--- START Record list ---

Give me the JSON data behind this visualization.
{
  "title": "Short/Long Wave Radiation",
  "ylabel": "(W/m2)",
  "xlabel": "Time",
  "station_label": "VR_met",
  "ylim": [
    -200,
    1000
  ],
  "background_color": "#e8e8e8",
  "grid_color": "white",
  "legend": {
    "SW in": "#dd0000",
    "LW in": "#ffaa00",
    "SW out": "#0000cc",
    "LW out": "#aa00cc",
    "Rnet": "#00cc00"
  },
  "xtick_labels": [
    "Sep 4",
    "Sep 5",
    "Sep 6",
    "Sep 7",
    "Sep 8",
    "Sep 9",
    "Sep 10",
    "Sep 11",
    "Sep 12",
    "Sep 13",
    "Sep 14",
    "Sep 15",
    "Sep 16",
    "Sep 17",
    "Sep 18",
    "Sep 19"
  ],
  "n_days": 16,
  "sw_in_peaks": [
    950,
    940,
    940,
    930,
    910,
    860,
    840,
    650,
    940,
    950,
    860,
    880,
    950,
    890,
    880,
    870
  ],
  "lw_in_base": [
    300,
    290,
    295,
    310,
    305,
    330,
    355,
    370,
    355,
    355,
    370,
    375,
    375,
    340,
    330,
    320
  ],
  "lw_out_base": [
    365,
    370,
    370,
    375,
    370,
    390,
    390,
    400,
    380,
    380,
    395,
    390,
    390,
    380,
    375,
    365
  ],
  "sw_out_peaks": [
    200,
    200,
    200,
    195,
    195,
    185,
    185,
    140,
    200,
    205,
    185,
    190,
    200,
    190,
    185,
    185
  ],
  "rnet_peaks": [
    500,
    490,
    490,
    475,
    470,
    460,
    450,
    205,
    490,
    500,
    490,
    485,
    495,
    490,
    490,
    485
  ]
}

--- END Record list ---

What is expected: Repeat each record in full; every line must match exactly.

The output:
Give me the JSON data behind this visualization.
{
  "title": "Short/Long Wave Radiation",
  "ylabel": "(W/m2)",
  "xlabel": "Time",
  "station_label": "VR_met",
  "ylim": [
    -200,
    1000
  ],
  "background_color": "#e8e8e8",
  "grid_color": "white",
  "legend": {
    "SW in": "#dd0000",
    "LW in": "#ffaa00",
    "SW out": "#0000cc",
    "LW out": "#aa00cc",
    "Rnet": "#00cc00"
  },
  "xtick_labels": [
    "Sep 4",
    "Sep 5",
    "Sep 6",
    "Sep 7",
    "Sep 8",
    "Sep 9",
    "Sep 10",
    "Sep 11",
    "Sep 12",
    "Sep 13",
    "Sep 14",
    "Sep 15",
    "Sep 16",
    "Sep 17",
    "Sep 18",
    "Sep 19"
  ],
  "n_days": 16,
  "sw_in_peaks": [
    950,
    940,
    940,
    930,
    910,
    860,
    840,
    650,
    940,
    950,
    860,
    880,
    950,
    890,
    880,
    870
  ],
  "lw_in_base": [
    300,
    290,
    295,
    310,
    305,
    330,
    355,
    370,
    355,
    355,
    370,
    375,
    375,
    340,
    330,
    320
  ],
  "lw_out_base": [
    365,
    370,
    370,
    375,
    370,
    390,
    390,
    400,
    380,
    380,
    395,
    390,
    390,
    380,
    375,
    365
  ],
  "sw_out_peaks": [
    200,
    200,
    200,
    195,
    195,
    185,
    185,
    140,
    200,
    205,
    185,
    190,
    200,
    190,
    185,
    185
  ],
  "rnet_peaks": [
    500,
    490,
    490,
    475,
    470,
    460,
    450,
    205,
    490,
    500,
    490,
    485,
    495,
    490,
    490,
    485
  ]
}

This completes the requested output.